━━━ Working data ━━━

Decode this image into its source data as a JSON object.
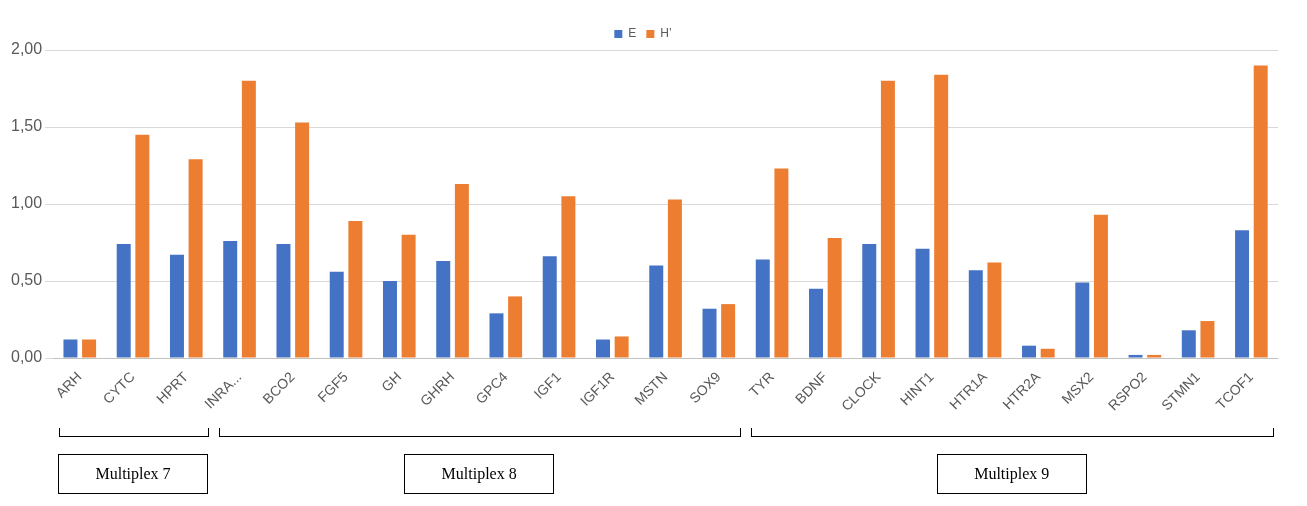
{
  "chart_data": {
    "type": "bar",
    "categories": [
      "ARH",
      "CYTC",
      "HPRT",
      "INRA...",
      "BCO2",
      "FGF5",
      "GH",
      "GHRH",
      "GPC4",
      "IGF1",
      "IGF1R",
      "MSTN",
      "SOX9",
      "TYR",
      "BDNF",
      "CLOCK",
      "HINT1",
      "HTR1A",
      "HTR2A",
      "MSX2",
      "RSPO2",
      "STMN1",
      "TCOF1"
    ],
    "series": [
      {
        "name": "E",
        "color": "#4472c4",
        "values": [
          0.12,
          0.74,
          0.67,
          0.76,
          0.74,
          0.56,
          0.5,
          0.63,
          0.29,
          0.66,
          0.12,
          0.6,
          0.32,
          0.64,
          0.45,
          0.74,
          0.71,
          0.57,
          0.08,
          0.49,
          0.02,
          0.18,
          0.83
        ]
      },
      {
        "name": "H’",
        "color": "#ed7d31",
        "values": [
          0.12,
          1.45,
          1.29,
          1.8,
          1.53,
          0.89,
          0.8,
          1.13,
          0.4,
          1.05,
          0.14,
          1.03,
          0.35,
          1.23,
          0.78,
          1.8,
          1.84,
          0.62,
          0.06,
          0.93,
          0.02,
          0.24,
          1.9
        ]
      }
    ],
    "ylim": [
      0,
      2
    ],
    "yticks": [
      {
        "value": 0,
        "label": "0,00"
      },
      {
        "value": 0.5,
        "label": "0,50"
      },
      {
        "value": 1,
        "label": "1,00"
      },
      {
        "value": 1.5,
        "label": "1,50"
      },
      {
        "value": 2,
        "label": "2,00"
      }
    ],
    "grid": "y",
    "legend": "top",
    "annotations": [
      "Multiplex 7",
      "Multiplex 8",
      "Multiplex 9"
    ]
  }
}
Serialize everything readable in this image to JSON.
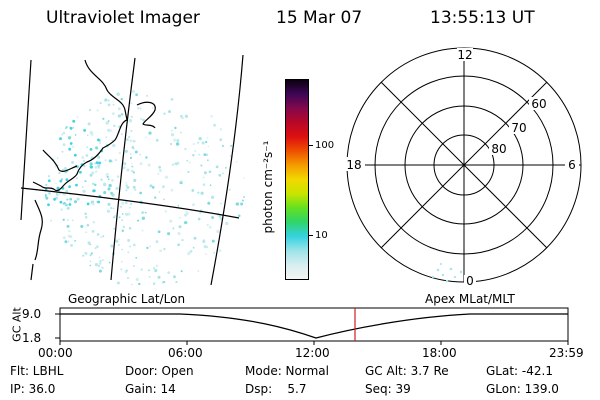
{
  "header": {
    "title": "Ultraviolet Imager",
    "date": "15 Mar 07",
    "time": "13:55:13 UT"
  },
  "colorbar": {
    "unit_label": "photon cm⁻²s⁻¹",
    "ticks": [
      "100",
      "10"
    ],
    "colors": [
      "#f4f4f4",
      "#d8eef0",
      "#9be4e8",
      "#35d2e0",
      "#2fd46a",
      "#64e020",
      "#c8e400",
      "#f2d800",
      "#f49c00",
      "#ee5000",
      "#dc1010",
      "#b80828",
      "#84084c",
      "#3e0656",
      "#0c0010"
    ]
  },
  "polar": {
    "mlt_labels": [
      "12",
      "18",
      "6",
      "0"
    ],
    "lat_labels": [
      "60",
      "70",
      "80"
    ]
  },
  "timeline": {
    "left_label": "Geographic Lat/Lon",
    "right_label": "Apex MLat/MLT",
    "y_axis_label": "GC Alt",
    "y_ticks": [
      "9.0",
      "1.8"
    ],
    "x_ticks": [
      "00:00",
      "06:00",
      "12:00",
      "18:00",
      "23:59"
    ],
    "marker_color": "#cc2020"
  },
  "info": {
    "flt": "Flt: LBHL",
    "ip": "IP: 36.0",
    "door": "Door: Open",
    "gain": "Gain: 14",
    "mode": "Mode: Normal",
    "dsp": "Dsp:    5.7",
    "gcalt": "GC Alt: 3.7 Re",
    "seq": "Seq: 39",
    "glat": "GLat: -42.1",
    "glon": "GLon: 139.0"
  }
}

━━━

## [What is being asked]
Report only the count of lines that include the string "Multiplex".

## [Answer]
3